Dataset items
## Start
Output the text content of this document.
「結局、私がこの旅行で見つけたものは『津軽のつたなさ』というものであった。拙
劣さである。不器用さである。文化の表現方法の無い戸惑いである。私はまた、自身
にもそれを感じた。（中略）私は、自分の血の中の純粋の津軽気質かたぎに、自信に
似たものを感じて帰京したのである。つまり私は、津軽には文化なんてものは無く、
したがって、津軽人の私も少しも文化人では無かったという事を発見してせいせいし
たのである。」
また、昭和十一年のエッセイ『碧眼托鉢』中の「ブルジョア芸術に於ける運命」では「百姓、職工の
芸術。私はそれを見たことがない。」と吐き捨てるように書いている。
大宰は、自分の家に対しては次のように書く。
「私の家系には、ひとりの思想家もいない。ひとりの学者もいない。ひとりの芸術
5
## End
**Problem requirements**
Write every entry out again exactly.

**Reply**
Output the text content of this document.
「結局、私がこの旅行で見つけたものは『津軽のつたなさ』というものであった。拙
劣さである。不器用さである。文化の表現方法の無い戸惑いである。私はまた、自身
にもそれを感じた。（中略）私は、自分の血の中の純粋の津軽気質かたぎに、自信に
似たものを感じて帰京したのである。つまり私は、津軽には文化なんてものは無く、
したがって、津軽人の私も少しも文化人では無かったという事を発見してせいせいし
たのである。」
また、昭和十一年のエッセイ『碧眼托鉢』中の「ブルジョア芸術に於ける運命」では「百姓、職工の
芸術。私はそれを見たことがない。」と吐き捨てるように書いている。
大宰は、自分の家に対しては次のように書く。
「私の家系には、ひとりの思想家もいない。ひとりの学者もいない。ひとりの芸術
5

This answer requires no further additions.